TASK STATEMENT: Copy out each line below exactly as it appears.

SOURCE RECORDS:
- - - - - - -

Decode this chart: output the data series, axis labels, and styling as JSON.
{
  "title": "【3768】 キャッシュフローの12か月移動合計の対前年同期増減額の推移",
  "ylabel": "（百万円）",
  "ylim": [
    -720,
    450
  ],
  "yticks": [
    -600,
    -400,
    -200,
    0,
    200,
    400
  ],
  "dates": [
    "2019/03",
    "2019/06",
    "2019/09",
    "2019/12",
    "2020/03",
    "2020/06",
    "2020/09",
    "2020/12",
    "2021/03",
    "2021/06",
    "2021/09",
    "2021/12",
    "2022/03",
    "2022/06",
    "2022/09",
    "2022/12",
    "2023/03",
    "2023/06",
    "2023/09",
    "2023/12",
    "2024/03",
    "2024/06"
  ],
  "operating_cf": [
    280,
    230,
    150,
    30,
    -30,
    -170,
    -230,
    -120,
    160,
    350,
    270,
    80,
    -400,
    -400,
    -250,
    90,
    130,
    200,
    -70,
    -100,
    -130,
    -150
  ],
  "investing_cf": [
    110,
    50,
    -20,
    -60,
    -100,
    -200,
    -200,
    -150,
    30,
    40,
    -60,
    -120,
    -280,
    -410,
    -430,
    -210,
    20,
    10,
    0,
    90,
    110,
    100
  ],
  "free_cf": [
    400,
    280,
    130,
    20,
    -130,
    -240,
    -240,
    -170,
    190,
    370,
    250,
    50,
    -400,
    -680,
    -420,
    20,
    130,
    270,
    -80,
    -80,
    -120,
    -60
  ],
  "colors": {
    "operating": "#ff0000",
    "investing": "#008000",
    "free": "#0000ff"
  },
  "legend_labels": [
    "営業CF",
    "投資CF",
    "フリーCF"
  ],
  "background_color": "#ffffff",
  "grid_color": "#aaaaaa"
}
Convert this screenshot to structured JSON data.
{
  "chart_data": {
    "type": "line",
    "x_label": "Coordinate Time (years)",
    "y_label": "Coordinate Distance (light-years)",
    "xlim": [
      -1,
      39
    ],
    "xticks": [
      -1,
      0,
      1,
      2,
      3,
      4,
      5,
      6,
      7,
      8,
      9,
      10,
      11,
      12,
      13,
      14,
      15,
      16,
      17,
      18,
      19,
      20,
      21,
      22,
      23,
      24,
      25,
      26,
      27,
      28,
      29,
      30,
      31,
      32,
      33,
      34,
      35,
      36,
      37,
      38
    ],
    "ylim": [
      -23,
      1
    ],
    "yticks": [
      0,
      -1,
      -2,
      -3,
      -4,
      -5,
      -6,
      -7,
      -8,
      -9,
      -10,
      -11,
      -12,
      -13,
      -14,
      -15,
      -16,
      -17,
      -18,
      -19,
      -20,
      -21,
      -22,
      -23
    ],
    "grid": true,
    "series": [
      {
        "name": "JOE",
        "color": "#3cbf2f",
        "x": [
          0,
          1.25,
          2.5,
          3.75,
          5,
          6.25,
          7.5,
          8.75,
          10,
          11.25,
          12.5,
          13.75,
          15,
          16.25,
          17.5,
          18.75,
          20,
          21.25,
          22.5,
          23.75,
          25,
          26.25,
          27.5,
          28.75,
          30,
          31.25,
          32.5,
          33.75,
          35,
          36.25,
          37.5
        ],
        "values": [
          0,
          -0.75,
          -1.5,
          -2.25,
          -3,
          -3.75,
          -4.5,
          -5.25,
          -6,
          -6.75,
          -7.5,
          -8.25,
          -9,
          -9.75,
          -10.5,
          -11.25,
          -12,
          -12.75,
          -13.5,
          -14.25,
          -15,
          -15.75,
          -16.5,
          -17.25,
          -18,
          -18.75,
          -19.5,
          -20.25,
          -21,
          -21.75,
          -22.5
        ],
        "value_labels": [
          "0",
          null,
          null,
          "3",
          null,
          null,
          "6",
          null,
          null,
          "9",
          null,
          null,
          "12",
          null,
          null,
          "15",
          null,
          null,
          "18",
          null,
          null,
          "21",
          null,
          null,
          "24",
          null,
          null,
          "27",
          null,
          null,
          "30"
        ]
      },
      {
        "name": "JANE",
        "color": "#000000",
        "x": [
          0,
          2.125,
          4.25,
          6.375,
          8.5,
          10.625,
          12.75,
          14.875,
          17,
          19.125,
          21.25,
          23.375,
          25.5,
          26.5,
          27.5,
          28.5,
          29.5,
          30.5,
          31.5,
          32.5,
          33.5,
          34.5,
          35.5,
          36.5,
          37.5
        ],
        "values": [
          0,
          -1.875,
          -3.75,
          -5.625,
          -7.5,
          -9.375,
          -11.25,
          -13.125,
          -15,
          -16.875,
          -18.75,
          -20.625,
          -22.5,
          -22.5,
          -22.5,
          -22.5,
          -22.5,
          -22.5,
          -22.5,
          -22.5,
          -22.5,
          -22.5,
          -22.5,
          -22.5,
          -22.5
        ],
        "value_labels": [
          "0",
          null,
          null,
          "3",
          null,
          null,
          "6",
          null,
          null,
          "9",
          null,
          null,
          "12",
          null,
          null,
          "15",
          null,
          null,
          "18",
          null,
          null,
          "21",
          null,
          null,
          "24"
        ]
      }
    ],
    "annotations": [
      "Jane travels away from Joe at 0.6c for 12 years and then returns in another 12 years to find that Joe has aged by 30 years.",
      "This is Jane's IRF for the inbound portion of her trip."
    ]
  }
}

- - - - - - -

FINISHED EXERCISE:
Decode this chart: output the data series, axis labels, and styling as JSON.
{
  "title": "【3768】 キャッシュフローの12か月移動合計の対前年同期増減額の推移",
  "ylabel": "（百万円）",
  "ylim": [
    -720,
    450
  ],
  "yticks": [
    -600,
    -400,
    -200,
    0,
    200,
    400
  ],
  "dates": [
    "2019/03",
    "2019/06",
    "2019/09",
    "2019/12",
    "2020/03",
    "2020/06",
    "2020/09",
    "2020/12",
    "2021/03",
    "2021/06",
    "2021/09",
    "2021/12",
    "2022/03",
    "2022/06",
    "2022/09",
    "2022/12",
    "2023/03",
    "2023/06",
    "2023/09",
    "2023/12",
    "2024/03",
    "2024/06"
  ],
  "operating_cf": [
    280,
    230,
    150,
    30,
    -30,
    -170,
    -230,
    -120,
    160,
    350,
    270,
    80,
    -400,
    -400,
    -250,
    90,
    130,
    200,
    -70,
    -100,
    -130,
    -150
  ],
  "investing_cf": [
    110,
    50,
    -20,
    -60,
    -100,
    -200,
    -200,
    -150,
    30,
    40,
    -60,
    -120,
    -280,
    -410,
    -430,
    -210,
    20,
    10,
    0,
    90,
    110,
    100
  ],
  "free_cf": [
    400,
    280,
    130,
    20,
    -130,
    -240,
    -240,
    -170,
    190,
    370,
    250,
    50,
    -400,
    -680,
    -420,
    20,
    130,
    270,
    -80,
    -80,
    -120,
    -60
  ],
  "colors": {
    "operating": "#ff0000",
    "investing": "#008000",
    "free": "#0000ff"
  },
  "legend_labels": [
    "営業CF",
    "投資CF",
    "フリーCF"
  ],
  "background_color": "#ffffff",
  "grid_color": "#aaaaaa"
}
Convert this screenshot to structured JSON data.
{
  "chart_data": {
    "type": "line",
    "x_label": "Coordinate Time (years)",
    "y_label": "Coordinate Distance (light-years)",
    "xlim": [
      -1,
      39
    ],
    "xticks": [
      -1,
      0,
      1,
      2,
      3,
      4,
      5,
      6,
      7,
      8,
      9,
      10,
      11,
      12,
      13,
      14,
      15,
      16,
      17,
      18,
      19,
      20,
      21,
      22,
      23,
      24,
      25,
      26,
      27,
      28,
      29,
      30,
      31,
      32,
      33,
      34,
      35,
      36,
      37,
      38
    ],
    "ylim": [
      -23,
      1
    ],
    "yticks": [
      0,
      -1,
      -2,
      -3,
      -4,
      -5,
      -6,
      -7,
      -8,
      -9,
      -10,
      -11,
      -12,
      -13,
      -14,
      -15,
      -16,
      -17,
      -18,
      -19,
      -20,
      -21,
      -22,
      -23
    ],
    "grid": true,
    "series": [
      {
        "name": "JOE",
        "color": "#3cbf2f",
        "x": [
          0,
          1.25,
          2.5,
          3.75,
          5,
          6.25,
          7.5,
          8.75,
          10,
          11.25,
          12.5,
          13.75,
          15,
          16.25,
          17.5,
          18.75,
          20,
          21.25,
          22.5,
          23.75,
          25,
          26.25,
          27.5,
          28.75,
          30,
          31.25,
          32.5,
          33.75,
          35,
          36.25,
          37.5
        ],
        "values": [
          0,
          -0.75,
          -1.5,
          -2.25,
          -3,
          -3.75,
          -4.5,
          -5.25,
          -6,
          -6.75,
          -7.5,
          -8.25,
          -9,
          -9.75,
          -10.5,
          -11.25,
          -12,
          -12.75,
          -13.5,
          -14.25,
          -15,
          -15.75,
          -16.5,
          -17.25,
          -18,
          -18.75,
          -19.5,
          -20.25,
          -21,
          -21.75,
          -22.5
        ],
        "value_labels": [
          "0",
          null,
          null,
          "3",
          null,
          null,
          "6",
          null,
          null,
          "9",
          null,
          null,
          "12",
          null,
          null,
          "15",
          null,
          null,
          "18",
          null,
          null,
          "21",
          null,
          null,
          "24",
          null,
          null,
          "27",
          null,
          null,
          "30"
        ]
      },
      {
        "name": "JANE",
        "color": "#000000",
        "x": [
          0,
          2.125,
          4.25,
          6.375,
          8.5,
          10.625,
          12.75,
          14.875,
          17,
          19.125,
          21.25,
          23.375,
          25.5,
          26.5,
          27.5,
          28.5,
          29.5,
          30.5,
          31.5,
          32.5,
          33.5,
          34.5,
          35.5,
          36.5,
          37.5
        ],
        "values": [
          0,
          -1.875,
          -3.75,
          -5.625,
          -7.5,
          -9.375,
          -11.25,
          -13.125,
          -15,
          -16.875,
          -18.75,
          -20.625,
          -22.5,
          -22.5,
          -22.5,
          -22.5,
          -22.5,
          -22.5,
          -22.5,
          -22.5,
          -22.5,
          -22.5,
          -22.5,
          -22.5,
          -22.5
        ],
        "value_labels": [
          "0",
          null,
          null,
          "3",
          null,
          null,
          "6",
          null,
          null,
          "9",
          null,
          null,
          "12",
          null,
          null,
          "15",
          null,
          null,
          "18",
          null,
          null,
          "21",
          null,
          null,
          "24"
        ]
      }
    ],
    "annotations": [
      "Jane travels away from Joe at 0.6c for 12 years and then returns in another 12 years to find that Joe has aged by 30 years.",
      "This is Jane's IRF for the inbound portion of her trip."
    ]
  }
}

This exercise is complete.